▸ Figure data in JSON
===
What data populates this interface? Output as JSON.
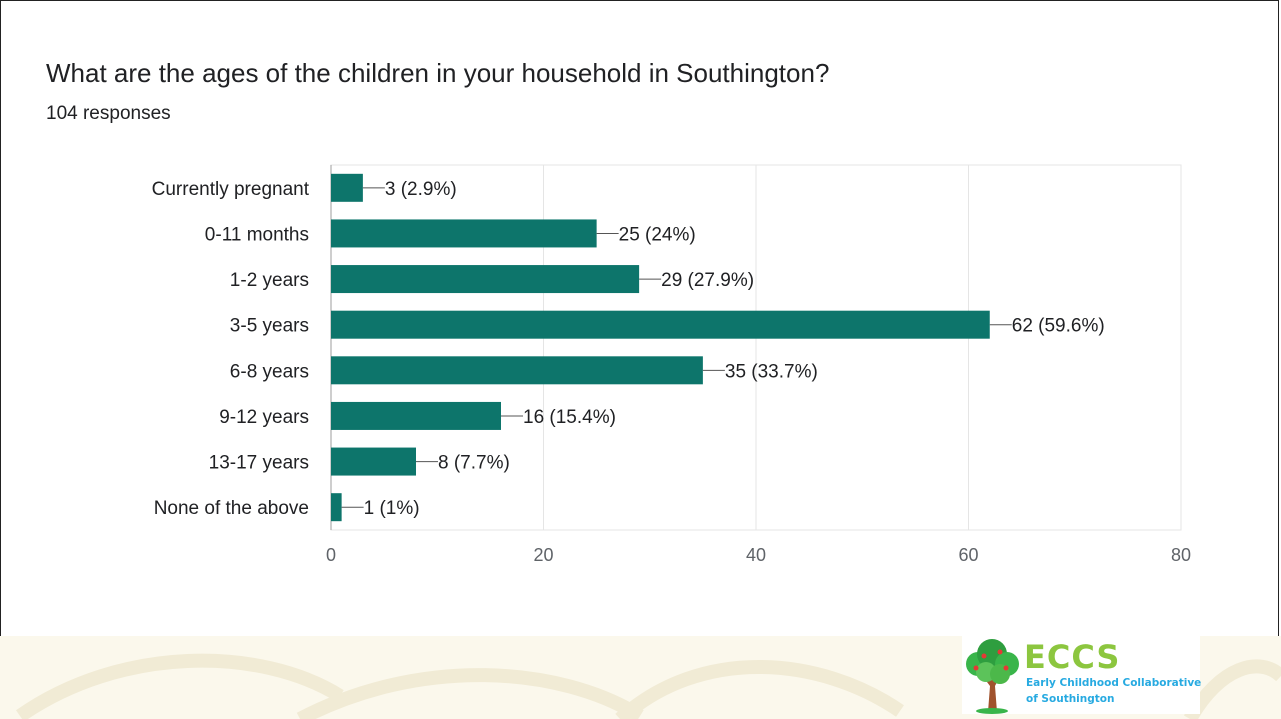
{
  "header": {
    "title": "What are the ages of the children in your household in Southington?",
    "subtitle": "104 responses"
  },
  "logo": {
    "icon": "tree-icon",
    "acronym": "ECCS",
    "line1": "Early Childhood Collaborative",
    "line2": "of Southington"
  },
  "colors": {
    "bar": "#0d756b",
    "grid": "#e5e5e5",
    "axis": "#9e9e9e",
    "text": "#202124",
    "tick_text": "#5f6368"
  },
  "chart_data": {
    "type": "bar",
    "orientation": "horizontal",
    "categories": [
      "Currently pregnant",
      "0-11 months",
      "1-2 years",
      "3-5 years",
      "6-8 years",
      "9-12 years",
      "13-17 years",
      "None of the above"
    ],
    "values": [
      3,
      25,
      29,
      62,
      35,
      16,
      8,
      1
    ],
    "data_labels": [
      "3 (2.9%)",
      "25 (24%)",
      "29 (27.9%)",
      "62 (59.6%)",
      "35 (33.7%)",
      "16 (15.4%)",
      "8 (7.7%)",
      "1 (1%)"
    ],
    "xlim": [
      0,
      80
    ],
    "xticks": [
      "0",
      "20",
      "40",
      "60",
      "80"
    ],
    "grid": true
  }
}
===
Every record above should come back exactly, but without its pictures.

What data populates this interface? Output as JSON.
{
  "header": {
    "title": "What are the ages of the children in your household in Southington?",
    "subtitle": "104 responses"
  },
  "logo": {
    "icon": "tree-icon",
    "acronym": "ECCS",
    "line1": "Early Childhood Collaborative",
    "line2": "of Southington"
  },
  "colors": {
    "bar": "#0d756b",
    "grid": "#e5e5e5",
    "axis": "#9e9e9e",
    "text": "#202124",
    "tick_text": "#5f6368"
  },
  "chart_data": {
    "type": "bar",
    "orientation": "horizontal",
    "categories": [
      "Currently pregnant",
      "0-11 months",
      "1-2 years",
      "3-5 years",
      "6-8 years",
      "9-12 years",
      "13-17 years",
      "None of the above"
    ],
    "values": [
      3,
      25,
      29,
      62,
      35,
      16,
      8,
      1
    ],
    "data_labels": [
      "3 (2.9%)",
      "25 (24%)",
      "29 (27.9%)",
      "62 (59.6%)",
      "35 (33.7%)",
      "16 (15.4%)",
      "8 (7.7%)",
      "1 (1%)"
    ],
    "xlim": [
      0,
      80
    ],
    "xticks": [
      "0",
      "20",
      "40",
      "60",
      "80"
    ],
    "grid": true
  }
}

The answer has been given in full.